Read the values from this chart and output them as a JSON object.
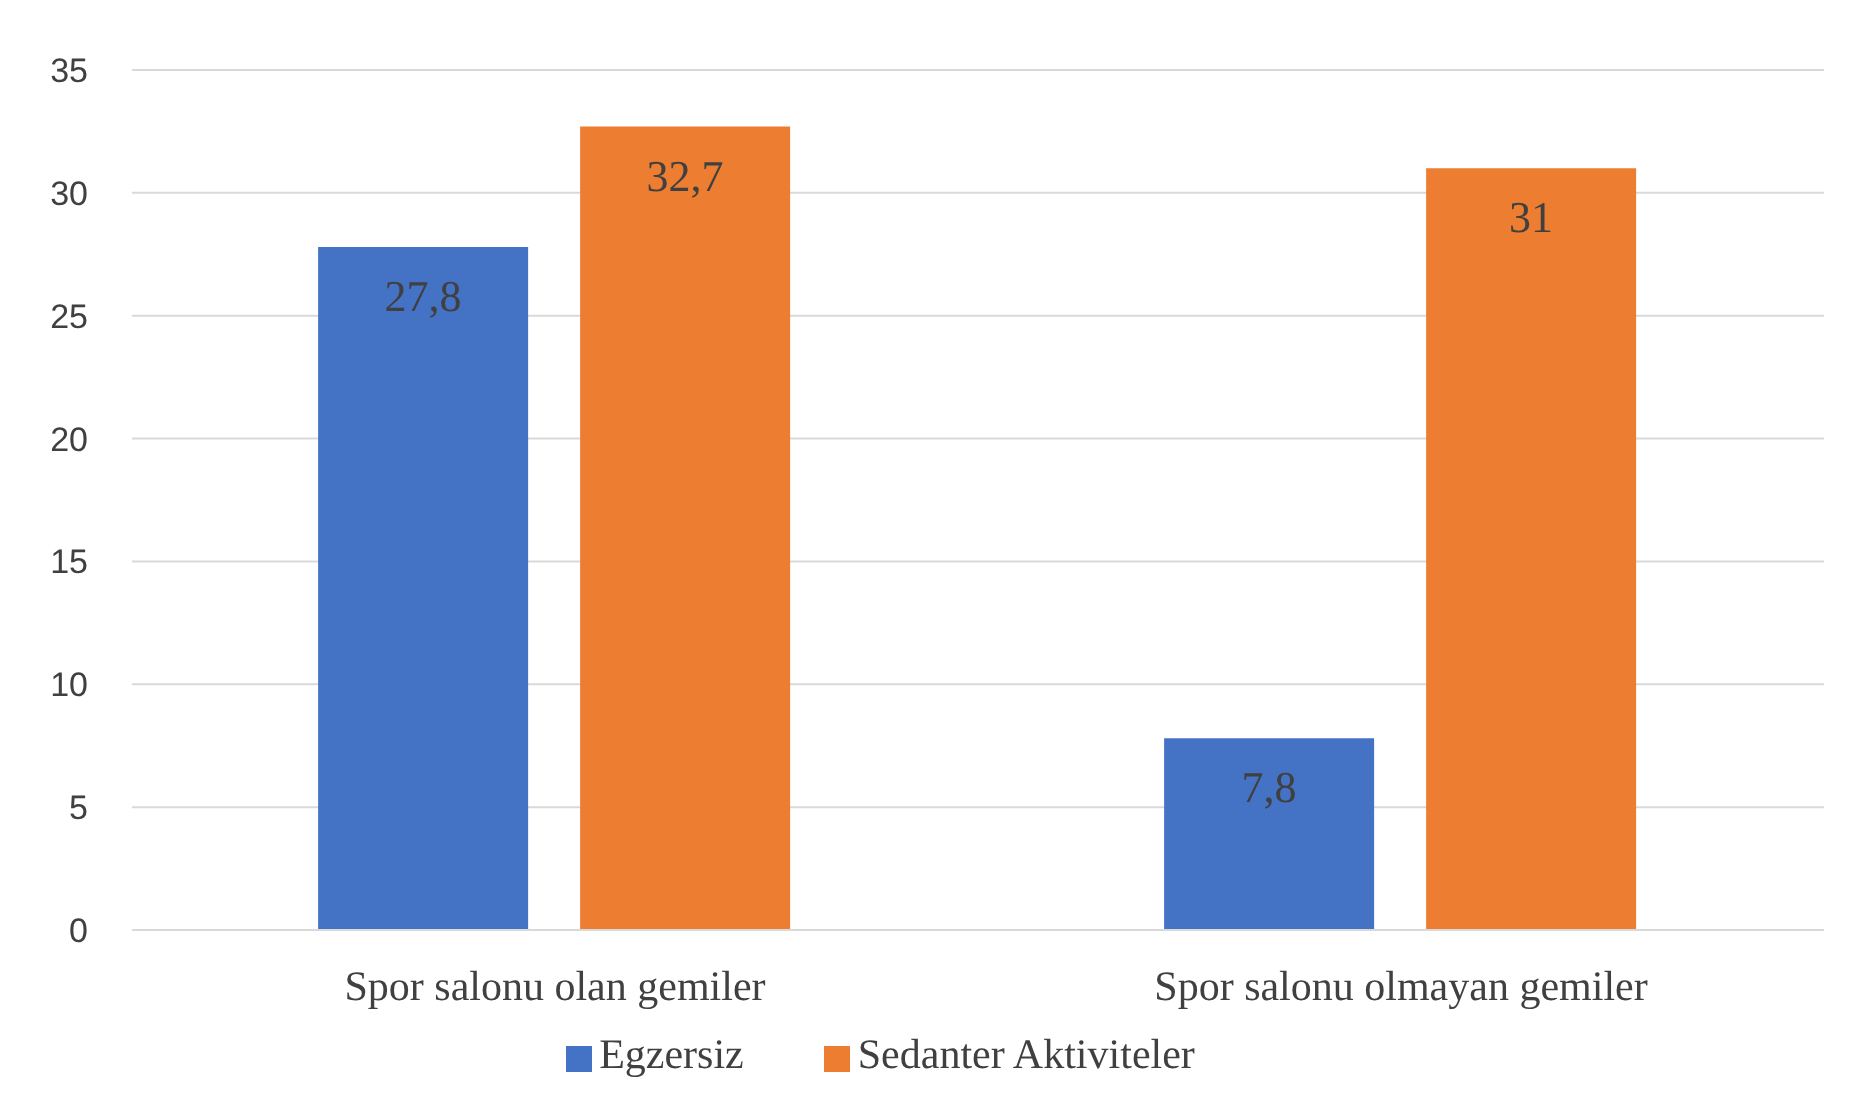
{
  "chart_data": {
    "type": "bar",
    "categories": [
      "Spor salonu olan gemiler",
      "Spor salonu olmayan gemiler"
    ],
    "series": [
      {
        "name": "Egzersiz",
        "color": "#4472c4",
        "values": [
          27.8,
          7.8
        ],
        "value_labels": [
          "27,8",
          "7,8"
        ]
      },
      {
        "name": "Sedanter Aktiviteler",
        "color": "#ed7d31",
        "values": [
          32.7,
          31
        ],
        "value_labels": [
          "32,7",
          "31"
        ]
      }
    ],
    "ylim": [
      0,
      35
    ],
    "yticks": [
      0,
      5,
      10,
      15,
      20,
      25,
      30,
      35
    ],
    "grid": "y",
    "legend": "bottom"
  }
}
==*==
▶ **Exercise requirements**: Only the number is wanted: how many lines contain the string "salonu"?

▶ **Complete output**: 2